Records contained in a dataset:
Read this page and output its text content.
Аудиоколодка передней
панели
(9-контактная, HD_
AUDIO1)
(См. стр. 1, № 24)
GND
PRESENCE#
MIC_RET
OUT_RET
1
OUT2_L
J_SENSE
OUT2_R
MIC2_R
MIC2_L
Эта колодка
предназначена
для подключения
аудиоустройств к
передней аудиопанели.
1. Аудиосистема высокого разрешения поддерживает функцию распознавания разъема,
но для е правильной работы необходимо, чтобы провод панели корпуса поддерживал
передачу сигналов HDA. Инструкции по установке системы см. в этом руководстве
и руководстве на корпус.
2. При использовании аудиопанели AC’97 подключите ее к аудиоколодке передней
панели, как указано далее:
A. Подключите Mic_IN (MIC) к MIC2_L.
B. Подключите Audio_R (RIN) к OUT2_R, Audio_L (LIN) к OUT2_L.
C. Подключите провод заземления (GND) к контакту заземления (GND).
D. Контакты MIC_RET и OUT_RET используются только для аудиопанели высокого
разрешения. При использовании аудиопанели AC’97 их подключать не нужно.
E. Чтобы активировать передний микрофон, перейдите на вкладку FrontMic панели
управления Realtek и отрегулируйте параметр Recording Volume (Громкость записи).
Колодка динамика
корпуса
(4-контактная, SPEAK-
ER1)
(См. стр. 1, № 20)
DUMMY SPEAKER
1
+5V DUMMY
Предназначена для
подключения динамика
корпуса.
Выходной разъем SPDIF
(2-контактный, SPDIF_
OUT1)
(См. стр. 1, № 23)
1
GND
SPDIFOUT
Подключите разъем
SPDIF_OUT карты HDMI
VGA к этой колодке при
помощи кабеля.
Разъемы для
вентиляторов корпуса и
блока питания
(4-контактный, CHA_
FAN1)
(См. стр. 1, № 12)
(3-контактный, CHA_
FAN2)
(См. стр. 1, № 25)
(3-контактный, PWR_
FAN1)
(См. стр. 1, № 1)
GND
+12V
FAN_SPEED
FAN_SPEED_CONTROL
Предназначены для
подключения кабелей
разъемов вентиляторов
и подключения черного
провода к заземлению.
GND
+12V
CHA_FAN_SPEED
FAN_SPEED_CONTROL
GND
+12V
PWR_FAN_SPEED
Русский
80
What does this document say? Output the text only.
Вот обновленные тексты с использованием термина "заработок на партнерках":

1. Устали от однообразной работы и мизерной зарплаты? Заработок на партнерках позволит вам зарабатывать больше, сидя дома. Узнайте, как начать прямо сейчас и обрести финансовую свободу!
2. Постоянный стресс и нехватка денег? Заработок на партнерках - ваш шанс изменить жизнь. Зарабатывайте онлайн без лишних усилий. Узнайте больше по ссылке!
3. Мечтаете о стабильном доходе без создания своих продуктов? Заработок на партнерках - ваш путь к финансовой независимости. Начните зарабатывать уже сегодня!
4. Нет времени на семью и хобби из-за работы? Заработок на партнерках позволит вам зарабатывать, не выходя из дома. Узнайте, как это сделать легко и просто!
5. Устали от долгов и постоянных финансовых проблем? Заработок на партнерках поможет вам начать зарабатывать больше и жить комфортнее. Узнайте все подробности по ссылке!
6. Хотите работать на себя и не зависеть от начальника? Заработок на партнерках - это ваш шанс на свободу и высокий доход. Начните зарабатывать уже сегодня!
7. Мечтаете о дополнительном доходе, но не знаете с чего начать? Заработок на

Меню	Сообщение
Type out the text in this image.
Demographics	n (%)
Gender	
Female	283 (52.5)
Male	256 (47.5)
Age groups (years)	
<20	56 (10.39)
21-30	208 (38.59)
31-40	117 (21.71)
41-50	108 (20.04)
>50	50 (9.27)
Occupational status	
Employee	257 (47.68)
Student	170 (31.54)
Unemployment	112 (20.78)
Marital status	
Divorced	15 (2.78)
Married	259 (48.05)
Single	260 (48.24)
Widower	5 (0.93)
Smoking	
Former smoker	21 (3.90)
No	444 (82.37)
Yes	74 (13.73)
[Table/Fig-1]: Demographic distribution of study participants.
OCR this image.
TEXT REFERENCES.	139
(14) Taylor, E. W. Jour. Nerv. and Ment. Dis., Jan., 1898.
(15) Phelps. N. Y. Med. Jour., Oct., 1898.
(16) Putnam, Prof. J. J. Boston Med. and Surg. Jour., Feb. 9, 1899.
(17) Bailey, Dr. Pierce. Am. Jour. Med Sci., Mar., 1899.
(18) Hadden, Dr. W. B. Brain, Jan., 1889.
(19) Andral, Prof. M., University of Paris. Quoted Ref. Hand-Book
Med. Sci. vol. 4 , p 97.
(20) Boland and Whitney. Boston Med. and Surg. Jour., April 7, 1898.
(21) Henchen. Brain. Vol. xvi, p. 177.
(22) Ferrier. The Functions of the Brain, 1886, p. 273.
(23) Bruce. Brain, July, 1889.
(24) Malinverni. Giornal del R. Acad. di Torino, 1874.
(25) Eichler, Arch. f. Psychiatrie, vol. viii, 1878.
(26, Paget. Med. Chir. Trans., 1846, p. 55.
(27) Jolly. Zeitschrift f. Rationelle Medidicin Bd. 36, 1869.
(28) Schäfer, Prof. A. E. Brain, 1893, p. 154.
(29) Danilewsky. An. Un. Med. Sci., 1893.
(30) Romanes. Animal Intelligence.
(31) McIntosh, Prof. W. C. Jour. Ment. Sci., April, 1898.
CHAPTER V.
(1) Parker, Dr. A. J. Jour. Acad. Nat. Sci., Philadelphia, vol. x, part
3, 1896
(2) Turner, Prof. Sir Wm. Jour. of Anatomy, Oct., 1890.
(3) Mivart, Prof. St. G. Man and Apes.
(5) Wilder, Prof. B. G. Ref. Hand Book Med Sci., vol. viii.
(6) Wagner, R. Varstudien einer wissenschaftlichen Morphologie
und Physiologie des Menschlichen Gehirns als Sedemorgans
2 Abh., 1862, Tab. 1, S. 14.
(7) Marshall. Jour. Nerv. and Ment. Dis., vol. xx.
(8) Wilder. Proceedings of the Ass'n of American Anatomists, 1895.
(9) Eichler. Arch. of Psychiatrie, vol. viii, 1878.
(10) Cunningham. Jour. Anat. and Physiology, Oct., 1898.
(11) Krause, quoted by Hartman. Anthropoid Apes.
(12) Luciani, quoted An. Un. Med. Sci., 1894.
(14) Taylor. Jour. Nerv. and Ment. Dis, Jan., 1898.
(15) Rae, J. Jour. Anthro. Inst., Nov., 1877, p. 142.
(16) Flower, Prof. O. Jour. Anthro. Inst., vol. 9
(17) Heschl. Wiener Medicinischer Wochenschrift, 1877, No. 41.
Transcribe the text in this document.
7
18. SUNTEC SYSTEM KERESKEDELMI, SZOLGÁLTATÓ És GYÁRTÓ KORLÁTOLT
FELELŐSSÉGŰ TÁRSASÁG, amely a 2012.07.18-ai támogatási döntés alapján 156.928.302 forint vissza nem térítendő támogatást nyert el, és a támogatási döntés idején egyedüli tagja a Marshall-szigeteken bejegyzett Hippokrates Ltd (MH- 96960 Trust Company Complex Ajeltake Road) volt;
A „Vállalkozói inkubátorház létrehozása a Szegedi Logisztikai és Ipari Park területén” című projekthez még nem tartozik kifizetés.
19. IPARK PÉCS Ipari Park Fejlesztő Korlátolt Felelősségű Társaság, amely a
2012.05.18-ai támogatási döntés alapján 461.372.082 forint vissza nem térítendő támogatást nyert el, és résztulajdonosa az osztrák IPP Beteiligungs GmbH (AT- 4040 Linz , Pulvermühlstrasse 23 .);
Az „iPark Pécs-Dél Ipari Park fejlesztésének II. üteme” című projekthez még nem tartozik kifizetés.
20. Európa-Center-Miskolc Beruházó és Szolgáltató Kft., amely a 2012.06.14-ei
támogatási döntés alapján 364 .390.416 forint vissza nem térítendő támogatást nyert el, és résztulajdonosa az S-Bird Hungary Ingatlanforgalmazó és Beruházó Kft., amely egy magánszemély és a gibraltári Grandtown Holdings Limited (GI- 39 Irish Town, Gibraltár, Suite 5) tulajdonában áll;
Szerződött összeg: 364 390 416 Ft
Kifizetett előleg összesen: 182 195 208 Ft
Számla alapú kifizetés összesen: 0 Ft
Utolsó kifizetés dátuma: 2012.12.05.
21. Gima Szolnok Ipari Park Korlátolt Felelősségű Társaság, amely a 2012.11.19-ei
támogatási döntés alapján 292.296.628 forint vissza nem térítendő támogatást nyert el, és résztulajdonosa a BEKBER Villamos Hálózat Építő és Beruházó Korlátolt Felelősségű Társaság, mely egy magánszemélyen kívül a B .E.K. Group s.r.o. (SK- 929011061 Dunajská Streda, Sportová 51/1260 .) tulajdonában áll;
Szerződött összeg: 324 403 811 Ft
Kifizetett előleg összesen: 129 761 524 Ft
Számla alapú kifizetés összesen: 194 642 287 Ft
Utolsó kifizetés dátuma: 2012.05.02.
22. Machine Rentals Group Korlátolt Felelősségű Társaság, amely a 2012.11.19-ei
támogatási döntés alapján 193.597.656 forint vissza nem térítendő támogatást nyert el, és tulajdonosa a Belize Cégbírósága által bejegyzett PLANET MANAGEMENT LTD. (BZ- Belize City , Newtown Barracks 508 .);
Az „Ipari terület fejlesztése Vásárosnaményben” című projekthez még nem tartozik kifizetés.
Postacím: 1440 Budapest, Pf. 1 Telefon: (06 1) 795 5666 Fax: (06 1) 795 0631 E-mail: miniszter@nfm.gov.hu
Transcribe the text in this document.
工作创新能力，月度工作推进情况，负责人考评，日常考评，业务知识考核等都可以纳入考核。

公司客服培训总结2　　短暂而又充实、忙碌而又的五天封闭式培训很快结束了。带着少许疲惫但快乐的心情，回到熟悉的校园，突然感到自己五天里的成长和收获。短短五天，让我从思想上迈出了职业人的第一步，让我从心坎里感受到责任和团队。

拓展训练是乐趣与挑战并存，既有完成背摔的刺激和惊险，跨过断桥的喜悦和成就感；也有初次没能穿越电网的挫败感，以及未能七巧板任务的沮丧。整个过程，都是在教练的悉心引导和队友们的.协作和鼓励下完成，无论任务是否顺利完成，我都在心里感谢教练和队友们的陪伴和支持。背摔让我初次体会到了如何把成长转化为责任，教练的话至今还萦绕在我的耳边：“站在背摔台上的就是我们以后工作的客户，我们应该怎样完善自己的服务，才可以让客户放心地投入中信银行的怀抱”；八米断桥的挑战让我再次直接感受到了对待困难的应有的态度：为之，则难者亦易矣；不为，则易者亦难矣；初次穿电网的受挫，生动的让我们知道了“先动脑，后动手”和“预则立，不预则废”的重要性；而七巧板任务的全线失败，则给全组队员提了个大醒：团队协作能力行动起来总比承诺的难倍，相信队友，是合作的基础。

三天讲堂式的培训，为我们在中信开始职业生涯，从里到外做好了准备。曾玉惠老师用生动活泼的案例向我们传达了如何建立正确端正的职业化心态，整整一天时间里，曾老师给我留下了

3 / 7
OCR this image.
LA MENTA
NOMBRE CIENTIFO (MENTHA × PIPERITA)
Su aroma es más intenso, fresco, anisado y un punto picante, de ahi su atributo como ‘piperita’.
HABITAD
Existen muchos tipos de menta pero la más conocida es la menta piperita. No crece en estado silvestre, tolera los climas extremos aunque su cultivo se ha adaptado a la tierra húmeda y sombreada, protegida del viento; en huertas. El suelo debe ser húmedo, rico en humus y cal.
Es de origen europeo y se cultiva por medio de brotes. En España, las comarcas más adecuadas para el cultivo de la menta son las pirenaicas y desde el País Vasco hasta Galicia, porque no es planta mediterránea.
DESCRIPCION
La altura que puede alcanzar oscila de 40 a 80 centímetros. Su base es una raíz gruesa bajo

WHAT THE TASK ASKS: Every line in the data above that contains "позволит" needs to be copied.

EXPECTED ANSWER:
1. Устали от однообразной работы и мизерной зарплаты? Заработок на партнерках позволит вам зарабатывать больше, сидя дома. Узнайте, как начать прямо сейчас и обрести финансовую свободу!
4. Нет времени на семью и хобби из-за работы? Заработок на партнерках позволит вам зарабатывать, не выходя из дома. Узнайте, как это сделать легко и просто!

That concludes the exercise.